▸ What you should do
Return each line of the records below verbatim, altering nothing.
— START OF Dataset —
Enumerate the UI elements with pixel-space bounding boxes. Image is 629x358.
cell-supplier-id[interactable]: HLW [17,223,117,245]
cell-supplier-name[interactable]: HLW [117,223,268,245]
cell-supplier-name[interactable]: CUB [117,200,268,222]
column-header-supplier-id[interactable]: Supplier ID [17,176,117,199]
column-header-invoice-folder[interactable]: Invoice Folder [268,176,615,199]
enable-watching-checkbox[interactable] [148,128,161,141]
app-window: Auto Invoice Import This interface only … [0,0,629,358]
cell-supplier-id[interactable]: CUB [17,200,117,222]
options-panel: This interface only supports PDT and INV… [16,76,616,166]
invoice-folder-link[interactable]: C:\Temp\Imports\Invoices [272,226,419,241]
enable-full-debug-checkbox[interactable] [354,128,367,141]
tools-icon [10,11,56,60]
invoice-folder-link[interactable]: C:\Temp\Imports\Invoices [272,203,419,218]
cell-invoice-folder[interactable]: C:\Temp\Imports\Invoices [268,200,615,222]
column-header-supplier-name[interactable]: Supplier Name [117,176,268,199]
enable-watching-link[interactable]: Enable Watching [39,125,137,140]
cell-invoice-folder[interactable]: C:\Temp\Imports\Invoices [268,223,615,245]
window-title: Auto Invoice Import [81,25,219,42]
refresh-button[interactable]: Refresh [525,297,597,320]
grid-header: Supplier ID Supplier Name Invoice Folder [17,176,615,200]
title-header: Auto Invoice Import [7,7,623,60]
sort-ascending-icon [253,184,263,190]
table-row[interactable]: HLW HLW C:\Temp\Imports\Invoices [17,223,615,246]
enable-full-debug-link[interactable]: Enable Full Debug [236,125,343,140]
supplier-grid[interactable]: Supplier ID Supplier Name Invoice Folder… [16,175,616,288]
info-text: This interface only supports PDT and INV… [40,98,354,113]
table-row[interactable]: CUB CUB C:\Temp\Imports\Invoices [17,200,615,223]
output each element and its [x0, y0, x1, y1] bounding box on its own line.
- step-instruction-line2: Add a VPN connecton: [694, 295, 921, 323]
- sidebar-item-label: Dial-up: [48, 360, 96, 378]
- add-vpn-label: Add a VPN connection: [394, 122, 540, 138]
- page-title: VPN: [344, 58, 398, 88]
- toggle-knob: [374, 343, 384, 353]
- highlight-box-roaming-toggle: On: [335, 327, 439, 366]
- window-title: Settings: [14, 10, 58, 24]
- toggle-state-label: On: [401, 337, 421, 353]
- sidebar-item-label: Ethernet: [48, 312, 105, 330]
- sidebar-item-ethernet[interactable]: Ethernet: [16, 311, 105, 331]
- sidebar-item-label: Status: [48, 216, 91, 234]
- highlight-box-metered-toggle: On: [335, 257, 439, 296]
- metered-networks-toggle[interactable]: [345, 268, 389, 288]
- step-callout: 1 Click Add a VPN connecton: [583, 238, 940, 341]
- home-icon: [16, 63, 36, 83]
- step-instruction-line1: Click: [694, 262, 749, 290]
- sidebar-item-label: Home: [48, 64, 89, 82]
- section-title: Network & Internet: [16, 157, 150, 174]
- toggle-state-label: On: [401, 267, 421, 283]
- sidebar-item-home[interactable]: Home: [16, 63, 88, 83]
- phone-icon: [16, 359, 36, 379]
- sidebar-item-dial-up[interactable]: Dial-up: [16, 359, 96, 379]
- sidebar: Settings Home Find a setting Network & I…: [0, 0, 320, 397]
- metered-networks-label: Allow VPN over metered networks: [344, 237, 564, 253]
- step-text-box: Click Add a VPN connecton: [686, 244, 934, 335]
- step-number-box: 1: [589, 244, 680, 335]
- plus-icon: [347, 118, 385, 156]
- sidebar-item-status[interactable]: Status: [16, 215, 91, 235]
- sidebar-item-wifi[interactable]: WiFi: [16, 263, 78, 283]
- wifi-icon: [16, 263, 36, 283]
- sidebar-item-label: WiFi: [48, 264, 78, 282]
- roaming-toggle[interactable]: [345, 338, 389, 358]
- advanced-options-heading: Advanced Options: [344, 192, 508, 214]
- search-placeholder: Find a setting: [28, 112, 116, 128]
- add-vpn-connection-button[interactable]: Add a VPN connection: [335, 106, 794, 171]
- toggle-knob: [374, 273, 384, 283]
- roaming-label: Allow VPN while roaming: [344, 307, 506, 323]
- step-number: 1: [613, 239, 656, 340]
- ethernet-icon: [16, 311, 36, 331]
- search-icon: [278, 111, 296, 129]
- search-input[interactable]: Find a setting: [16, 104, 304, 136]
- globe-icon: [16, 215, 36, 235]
— END OF Dataset —
▸ Exercise output
Enumerate the UI elements with pixel-space bounding boxes. Image is 629x358.
cell-supplier-id[interactable]: HLW [17,223,117,245]
cell-supplier-name[interactable]: HLW [117,223,268,245]
cell-supplier-name[interactable]: CUB [117,200,268,222]
column-header-supplier-id[interactable]: Supplier ID [17,176,117,199]
column-header-invoice-folder[interactable]: Invoice Folder [268,176,615,199]
enable-watching-checkbox[interactable] [148,128,161,141]
app-window: Auto Invoice Import This interface only … [0,0,629,358]
cell-supplier-id[interactable]: CUB [17,200,117,222]
options-panel: This interface only supports PDT and INV… [16,76,616,166]
invoice-folder-link[interactable]: C:\Temp\Imports\Invoices [272,226,419,241]
enable-full-debug-checkbox[interactable] [354,128,367,141]
tools-icon [10,11,56,60]
invoice-folder-link[interactable]: C:\Temp\Imports\Invoices [272,203,419,218]
cell-invoice-folder[interactable]: C:\Temp\Imports\Invoices [268,200,615,222]
column-header-supplier-name[interactable]: Supplier Name [117,176,268,199]
enable-watching-link[interactable]: Enable Watching [39,125,137,140]
cell-invoice-folder[interactable]: C:\Temp\Imports\Invoices [268,223,615,245]
window-title: Auto Invoice Import [81,25,219,42]
refresh-button[interactable]: Refresh [525,297,597,320]
grid-header: Supplier ID Supplier Name Invoice Folder [17,176,615,200]
title-header: Auto Invoice Import [7,7,623,60]
sort-ascending-icon [253,184,263,190]
table-row[interactable]: HLW HLW C:\Temp\Imports\Invoices [17,223,615,246]
enable-full-debug-link[interactable]: Enable Full Debug [236,125,343,140]
supplier-grid[interactable]: Supplier ID Supplier Name Invoice Folder… [16,175,616,288]
info-text: This interface only supports PDT and INV… [40,98,354,113]
table-row[interactable]: CUB CUB C:\Temp\Imports\Invoices [17,200,615,223]
output each element and its [x0, y0, x1, y1] bounding box on its own line.
- step-instruction-line2: Add a VPN connecton: [694, 295, 921, 323]
- sidebar-item-label: Dial-up: [48, 360, 96, 378]
- add-vpn-label: Add a VPN connection: [394, 122, 540, 138]
- page-title: VPN: [344, 58, 398, 88]
- toggle-knob: [374, 343, 384, 353]
- highlight-box-roaming-toggle: On: [335, 327, 439, 366]
- window-title: Settings: [14, 10, 58, 24]
- toggle-state-label: On: [401, 337, 421, 353]
- sidebar-item-label: Ethernet: [48, 312, 105, 330]
- sidebar-item-ethernet[interactable]: Ethernet: [16, 311, 105, 331]
- sidebar-item-label: Status: [48, 216, 91, 234]
- highlight-box-metered-toggle: On: [335, 257, 439, 296]
- metered-networks-toggle[interactable]: [345, 268, 389, 288]
- step-callout: 1 Click Add a VPN connecton: [583, 238, 940, 341]
- home-icon: [16, 63, 36, 83]
- step-instruction-line1: Click: [694, 262, 749, 290]
- sidebar-item-label: Home: [48, 64, 89, 82]
- section-title: Network & Internet: [16, 157, 150, 174]
- toggle-state-label: On: [401, 267, 421, 283]
- sidebar-item-home[interactable]: Home: [16, 63, 88, 83]
- phone-icon: [16, 359, 36, 379]
- sidebar-item-dial-up[interactable]: Dial-up: [16, 359, 96, 379]
- sidebar: Settings Home Find a setting Network & I…: [0, 0, 320, 397]
- metered-networks-label: Allow VPN over metered networks: [344, 237, 564, 253]
- step-text-box: Click Add a VPN connecton: [686, 244, 934, 335]
- step-number-box: 1: [589, 244, 680, 335]
- plus-icon: [347, 118, 385, 156]
- sidebar-item-status[interactable]: Status: [16, 215, 91, 235]
- sidebar-item-wifi[interactable]: WiFi: [16, 263, 78, 283]
- wifi-icon: [16, 263, 36, 283]
- sidebar-item-label: WiFi: [48, 264, 78, 282]
- roaming-toggle[interactable]: [345, 338, 389, 358]
- advanced-options-heading: Advanced Options: [344, 192, 508, 214]
- search-placeholder: Find a setting: [28, 112, 116, 128]
- add-vpn-connection-button[interactable]: Add a VPN connection: [335, 106, 794, 171]
- toggle-knob: [374, 273, 384, 283]
- roaming-label: Allow VPN while roaming: [344, 307, 506, 323]
- step-number: 1: [613, 239, 656, 340]
- ethernet-icon: [16, 311, 36, 331]
- search-icon: [278, 111, 296, 129]
- search-input[interactable]: Find a setting: [16, 104, 304, 136]
- globe-icon: [16, 215, 36, 235]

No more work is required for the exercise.